━━━ RAW RECORDS
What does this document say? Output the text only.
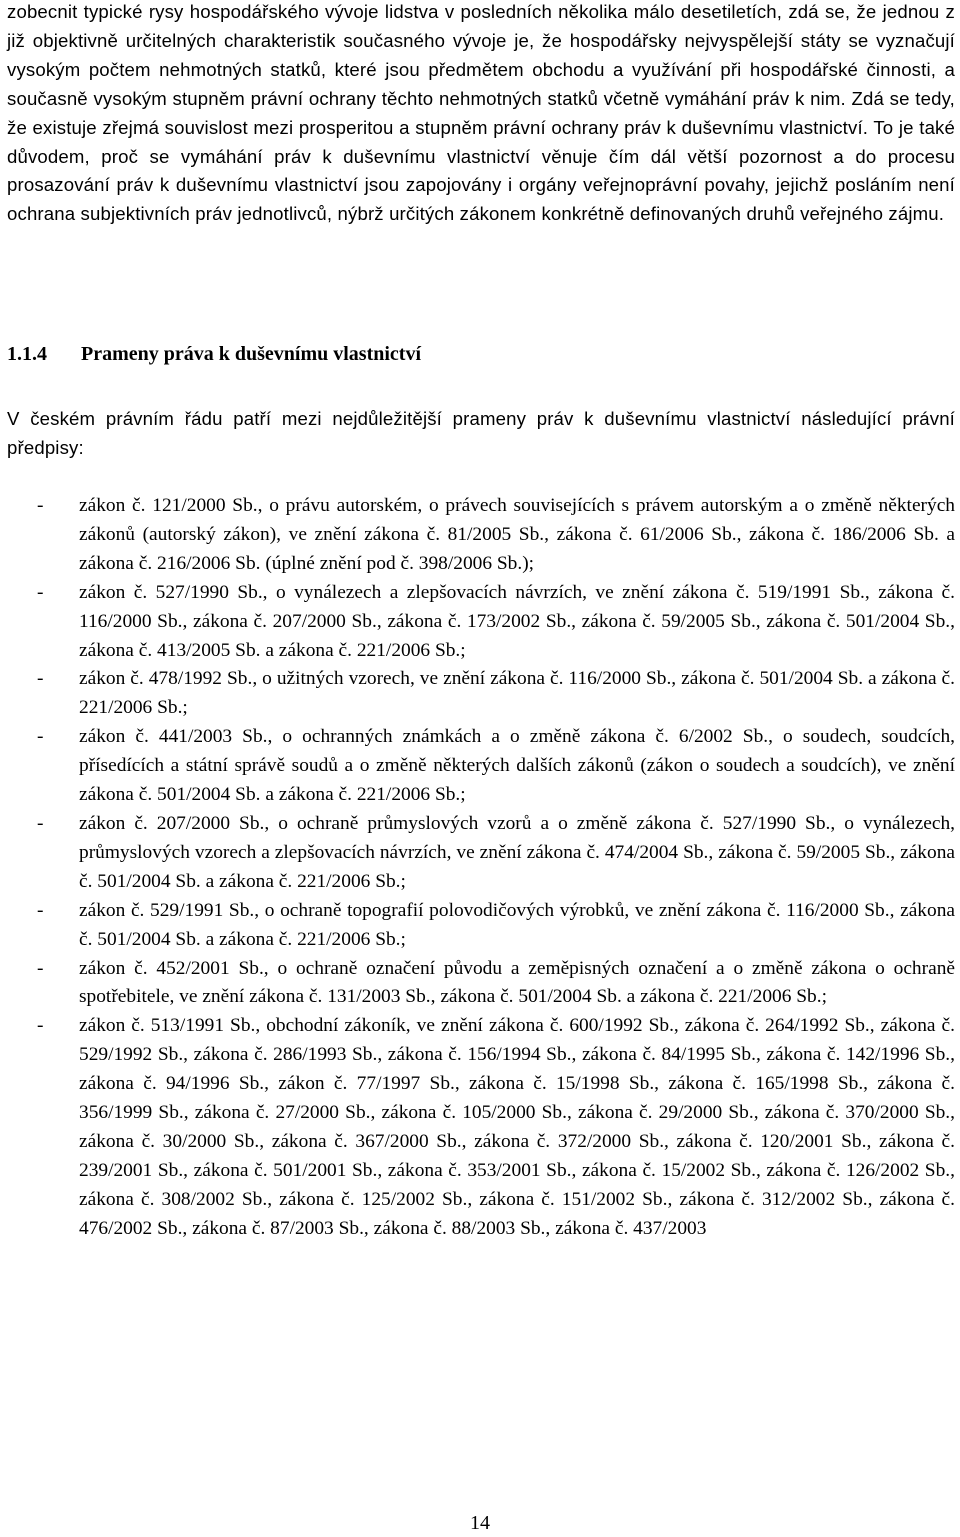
zobecnit typické rysy hospodářského vývoje lidstva v posledních několika málo desetiletích, zdá se, že jednou z již objektivně určitelných charakteristik současného vývoje je, že hospodářsky nejvyspělejší státy se vyznačují vysokým počtem nehmotných statků, které jsou předmětem obchodu a využívání při hospodářské činnosti, a současně vysokým stupněm právní ochrany těchto nehmotných statků včetně vymáhání práv k nim. Zdá se tedy, že existuje zřejmá souvislost mezi prosperitou a stupněm právní ochrany práv k duševnímu vlastnictví. To je také důvodem, proč se vymáhání práv k duševnímu vlastnictví věnuje čím dál větší pozornost a do procesu prosazování práv k duševnímu vlastnictví jsou zapojovány i orgány veřejnoprávní povahy, jejichž posláním není ochrana subjektivních práv jednotlivců, nýbrž určitých zákonem konkrétně definovaných druhů veřejného zájmu.
1.1.4 Prameny práva k duševnímu vlastnictví
V českém právním řádu patří mezi nejdůležitější prameny práv k duševnímu vlastnictví následující právní předpisy:
- zákon č. 121/2000 Sb., o právu autorském, o právech souvisejících s právem autorským a o změně některých zákonů (autorský zákon), ve znění zákona č. 81/2005 Sb., zákona č. 61/2006 Sb., zákona č. 186/2006 Sb. a zákona č. 216/2006 Sb. (úplné znění pod č. 398/2006 Sb.);
- zákon č. 527/1990 Sb., o vynálezech a zlepšovacích návrzích, ve znění zákona č. 519/1991 Sb., zákona č. 116/2000 Sb., zákona č. 207/2000 Sb., zákona č. 173/2002 Sb., zákona č. 59/2005 Sb., zákona č. 501/2004 Sb., zákona č. 413/2005 Sb. a zákona č. 221/2006 Sb.;
- zákon č. 478/1992 Sb., o užitných vzorech, ve znění zákona č. 116/2000 Sb., zákona č. 501/2004 Sb. a zákona č. 221/2006 Sb.;
- zákon č. 441/2003 Sb., o ochranných známkách a o změně zákona č. 6/2002 Sb., o soudech, soudcích, přísedících a státní správě soudů a o změně některých dalších zákonů (zákon o soudech a soudcích), ve znění zákona č. 501/2004 Sb. a zákona č. 221/2006 Sb.;
- zákon č. 207/2000 Sb., o ochraně průmyslových vzorů a o změně zákona č. 527/1990 Sb., o vynálezech, průmyslových vzorech a zlepšovacích návrzích, ve znění zákona č. 474/2004 Sb., zákona č. 59/2005 Sb., zákona č. 501/2004 Sb. a zákona č. 221/2006 Sb.;
- zákon č. 529/1991 Sb., o ochraně topografií polovodičových výrobků, ve znění zákona č. 116/2000 Sb., zákona č. 501/2004 Sb. a zákona č. 221/2006 Sb.;
- zákon č. 452/2001 Sb., o ochraně označení původu a zeměpisných označení a o změně zákona o ochraně spotřebitele, ve znění zákona č. 131/2003 Sb., zákona č. 501/2004 Sb. a zákona č. 221/2006 Sb.;
- zákon č. 513/1991 Sb., obchodní zákoník, ve znění zákona č. 600/1992 Sb., zákona č. 264/1992 Sb., zákona č. 529/1992 Sb., zákona č. 286/1993 Sb., zákona č. 156/1994 Sb., zákona č. 84/1995 Sb., zákona č. 142/1996 Sb., zákona č. 94/1996 Sb., zákon č. 77/1997 Sb., zákona č. 15/1998 Sb., zákona č. 165/1998 Sb., zákona č. 356/1999 Sb., zákona č. 27/2000 Sb., zákona č. 105/2000 Sb., zákona č. 29/2000 Sb., zákona č. 370/2000 Sb., zákona č. 30/2000 Sb., zákona č. 367/2000 Sb., zákona č. 372/2000 Sb., zákona č. 120/2001 Sb., zákona č. 239/2001 Sb., zákona č. 501/2001 Sb., zákona č. 353/2001 Sb., zákona č. 15/2002 Sb., zákona č. 126/2002 Sb., zákona č. 308/2002 Sb., zákona č. 125/2002 Sb., zákona č. 151/2002 Sb., zákona č. 312/2002 Sb., zákona č. 476/2002 Sb., zákona č. 87/2003 Sb., zákona č. 88/2003 Sb., zákona č. 437/2003
14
━━━━━━
PROBLEM TO SOLVE »
Repeat each record exactly, with the pictures left out.

FINISHED ANSWER »
What does this document say? Output the text only.
zobecnit typické rysy hospodářského vývoje lidstva v posledních několika málo desetiletích, zdá se, že jednou z již objektivně určitelných charakteristik současného vývoje je, že hospodářsky nejvyspělejší státy se vyznačují vysokým počtem nehmotných statků, které jsou předmětem obchodu a využívání při hospodářské činnosti, a současně vysokým stupněm právní ochrany těchto nehmotných statků včetně vymáhání práv k nim. Zdá se tedy, že existuje zřejmá souvislost mezi prosperitou a stupněm právní ochrany práv k duševnímu vlastnictví. To je také důvodem, proč se vymáhání práv k duševnímu vlastnictví věnuje čím dál větší pozornost a do procesu prosazování práv k duševnímu vlastnictví jsou zapojovány i orgány veřejnoprávní povahy, jejichž posláním není ochrana subjektivních práv jednotlivců, nýbrž určitých zákonem konkrétně definovaných druhů veřejného zájmu.
1.1.4 Prameny práva k duševnímu vlastnictví
V českém právním řádu patří mezi nejdůležitější prameny práv k duševnímu vlastnictví následující právní předpisy:
- zákon č. 121/2000 Sb., o právu autorském, o právech souvisejících s právem autorským a o změně některých zákonů (autorský zákon), ve znění zákona č. 81/2005 Sb., zákona č. 61/2006 Sb., zákona č. 186/2006 Sb. a zákona č. 216/2006 Sb. (úplné znění pod č. 398/2006 Sb.);
- zákon č. 527/1990 Sb., o vynálezech a zlepšovacích návrzích, ve znění zákona č. 519/1991 Sb., zákona č. 116/2000 Sb., zákona č. 207/2000 Sb., zákona č. 173/2002 Sb., zákona č. 59/2005 Sb., zákona č. 501/2004 Sb., zákona č. 413/2005 Sb. a zákona č. 221/2006 Sb.;
- zákon č. 478/1992 Sb., o užitných vzorech, ve znění zákona č. 116/2000 Sb., zákona č. 501/2004 Sb. a zákona č. 221/2006 Sb.;
- zákon č. 441/2003 Sb., o ochranných známkách a o změně zákona č. 6/2002 Sb., o soudech, soudcích, přísedících a státní správě soudů a o změně některých dalších zákonů (zákon o soudech a soudcích), ve znění zákona č. 501/2004 Sb. a zákona č. 221/2006 Sb.;
- zákon č. 207/2000 Sb., o ochraně průmyslových vzorů a o změně zákona č. 527/1990 Sb., o vynálezech, průmyslových vzorech a zlepšovacích návrzích, ve znění zákona č. 474/2004 Sb., zákona č. 59/2005 Sb., zákona č. 501/2004 Sb. a zákona č. 221/2006 Sb.;
- zákon č. 529/1991 Sb., o ochraně topografií polovodičových výrobků, ve znění zákona č. 116/2000 Sb., zákona č. 501/2004 Sb. a zákona č. 221/2006 Sb.;
- zákon č. 452/2001 Sb., o ochraně označení původu a zeměpisných označení a o změně zákona o ochraně spotřebitele, ve znění zákona č. 131/2003 Sb., zákona č. 501/2004 Sb. a zákona č. 221/2006 Sb.;
- zákon č. 513/1991 Sb., obchodní zákoník, ve znění zákona č. 600/1992 Sb., zákona č. 264/1992 Sb., zákona č. 529/1992 Sb., zákona č. 286/1993 Sb., zákona č. 156/1994 Sb., zákona č. 84/1995 Sb., zákona č. 142/1996 Sb., zákona č. 94/1996 Sb., zákon č. 77/1997 Sb., zákona č. 15/1998 Sb., zákona č. 165/1998 Sb., zákona č. 356/1999 Sb., zákona č. 27/2000 Sb., zákona č. 105/2000 Sb., zákona č. 29/2000 Sb., zákona č. 370/2000 Sb., zákona č. 30/2000 Sb., zákona č. 367/2000 Sb., zákona č. 372/2000 Sb., zákona č. 120/2001 Sb., zákona č. 239/2001 Sb., zákona č. 501/2001 Sb., zákona č. 353/2001 Sb., zákona č. 15/2002 Sb., zákona č. 126/2002 Sb., zákona č. 308/2002 Sb., zákona č. 125/2002 Sb., zákona č. 151/2002 Sb., zákona č. 312/2002 Sb., zákona č. 476/2002 Sb., zákona č. 87/2003 Sb., zákona č. 88/2003 Sb., zákona č. 437/2003
14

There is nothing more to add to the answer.